TASK DIRECTIONS - State the number of lines, and only that number, in which the word "this" appears.

§

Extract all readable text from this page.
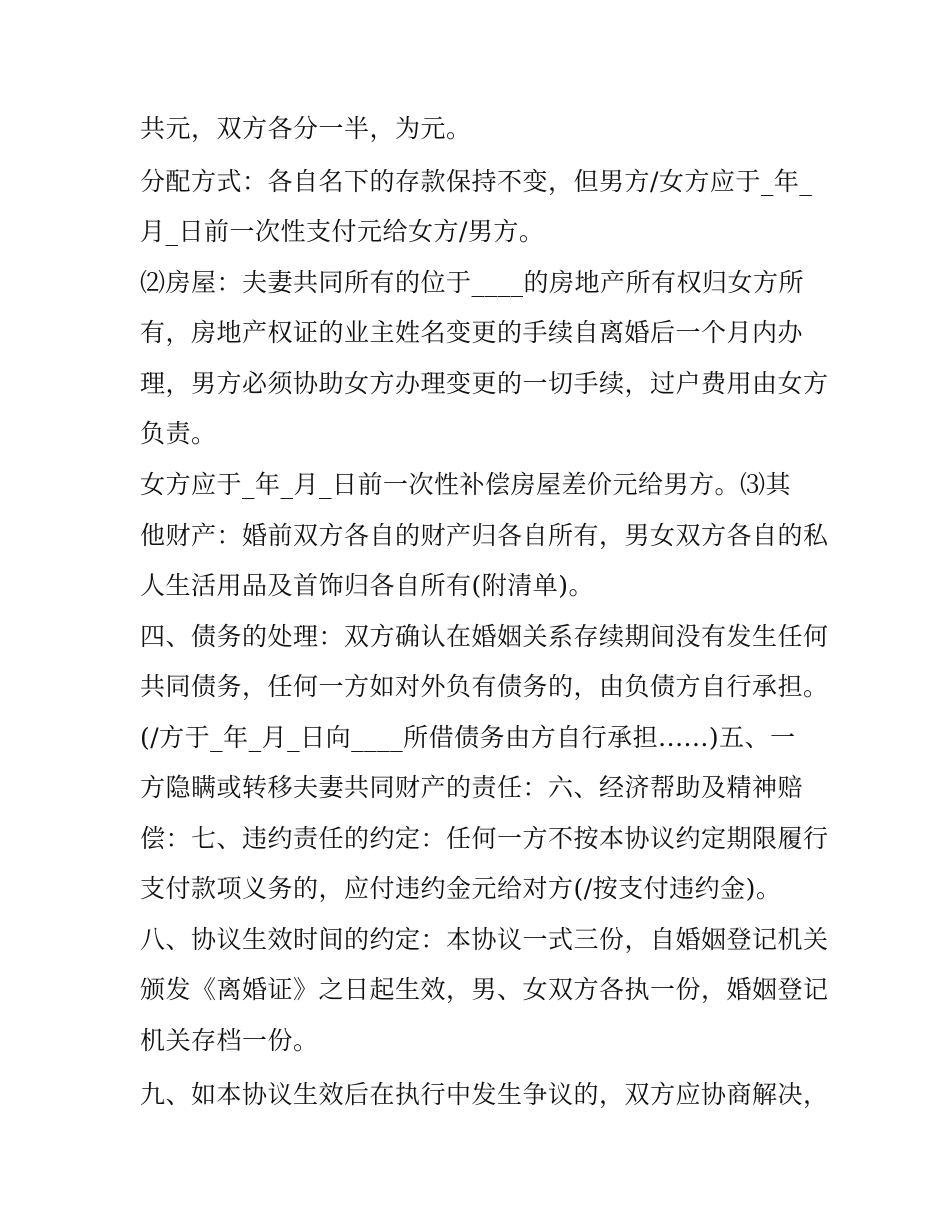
共元，双方各分一半，为元。
分配方式：各自名下的存款保持不变，但男方/女方应于_年_
月_日前一次性支付元给女方/男方。
⑵房屋：夫妻共同所有的位于____的房地产所有权归女方所
有，房地产权证的业主姓名变更的手续自离婚后一个月内办
理，男方必须协助女方办理变更的一切手续，过户费用由女方
负责。
女方应于_年_月_日前一次性补偿房屋差价元给男方。⑶其
他财产：婚前双方各自的财产归各自所有，男女双方各自的私
人生活用品及首饰归各自所有(附清单)。
四、债务的处理：双方确认在婚姻关系存续期间没有发生任何
共同债务，任何一方如对外负有债务的，由负债方自行承担。
(/方于_年_月_日向____所借债务由方自行承担......)五、一
方隐瞒或转移夫妻共同财产的责任：六、经济帮助及精神赔
偿：七、违约责任的约定：任何一方不按本协议约定期限履行
支付款项义务的，应付违约金元给对方(/按支付违约金)。
八、协议生效时间的约定：本协议一式三份，自婚姻登记机关
颁发《离婚证》之日起生效，男、女双方各执一份，婚姻登记
机关存档一份。
九、如本协议生效后在执行中发生争议的，双方应协商解决，
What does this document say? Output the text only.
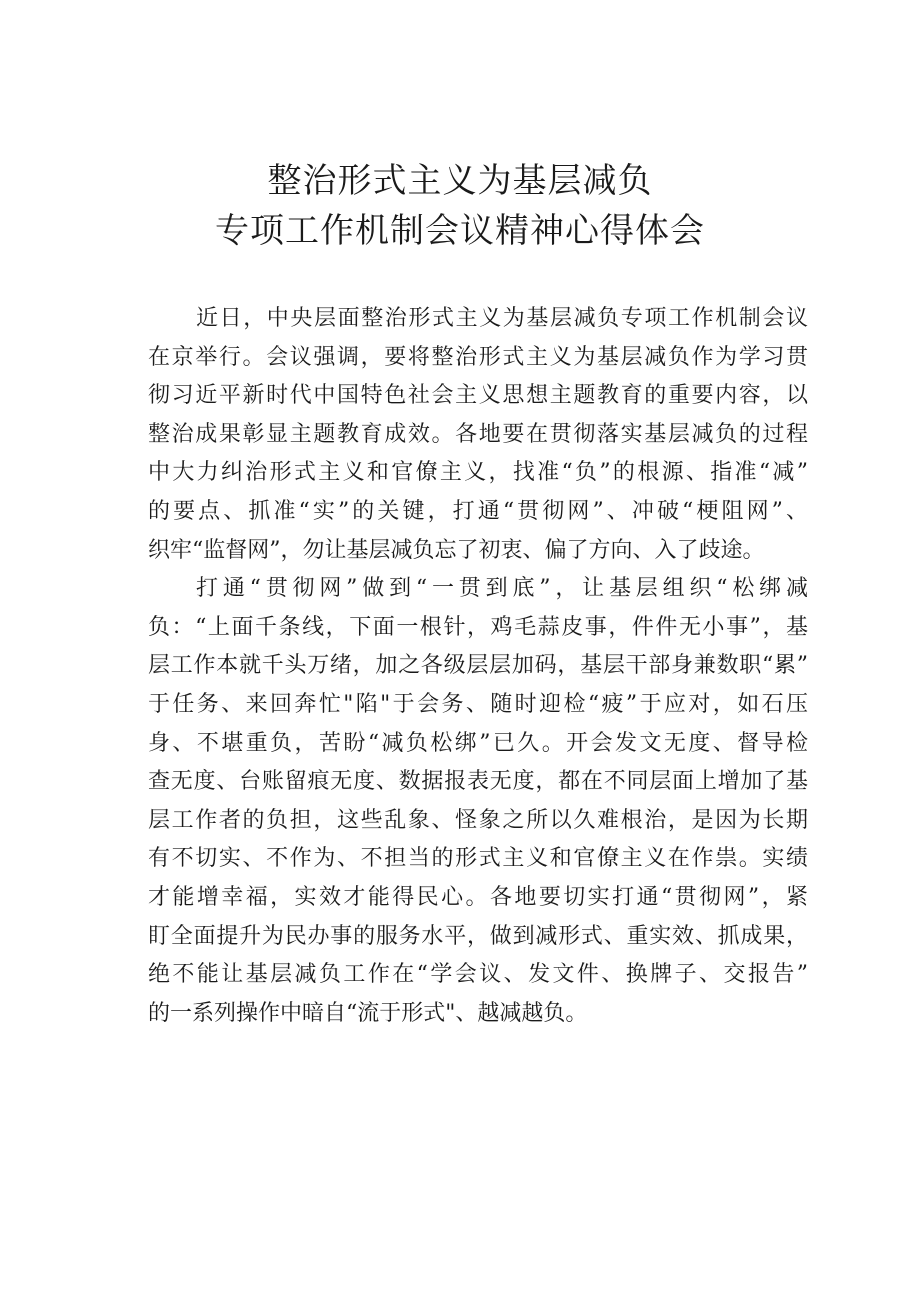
整治形式主义为基层减负
专项工作机制会议精神心得体会
近日，中央层面整治形式主义为基层减负专项工作机制会议
在京举行。会议强调，要将整治形式主义为基层减负作为学习贯
彻习近平新时代中国特色社会主义思想主题教育的重要内容，以
整治成果彰显主题教育成效。各地要在贯彻落实基层减负的过程
中大力纠治形式主义和官僚主义，找准“负”的根源、指准“减”
的要点、抓准“实”的关键，打通“贯彻网”、冲破“梗阻网”、
织牢“监督网”，勿让基层减负忘了初衷、偏了方向、入了歧途。
打通“贯彻网”做到“一贯到底”，让基层组织“松绑减
负：“上面千条线，下面一根针，鸡毛蒜皮事，件件无小事”，基
层工作本就千头万绪，加之各级层层加码，基层干部身兼数职“累”
于任务、来回奔忙"陷"于会务、随时迎检“疲”于应对，如石压
身、不堪重负，苦盼“减负松绑”已久。开会发文无度、督导检
查无度、台账留痕无度、数据报表无度，都在不同层面上增加了基
层工作者的负担，这些乱象、怪象之所以久难根治，是因为长期
有不切实、不作为、不担当的形式主义和官僚主义在作祟。实绩
才能增幸福，实效才能得民心。各地要切实打通“贯彻网”，紧
盯全面提升为民办事的服务水平，做到减形式、重实效、抓成果，
绝不能让基层减负工作在“学会议、发文件、换牌子、交报告”
的一系列操作中暗自“流于形式"、越减越负。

§

TASK RESULT - 2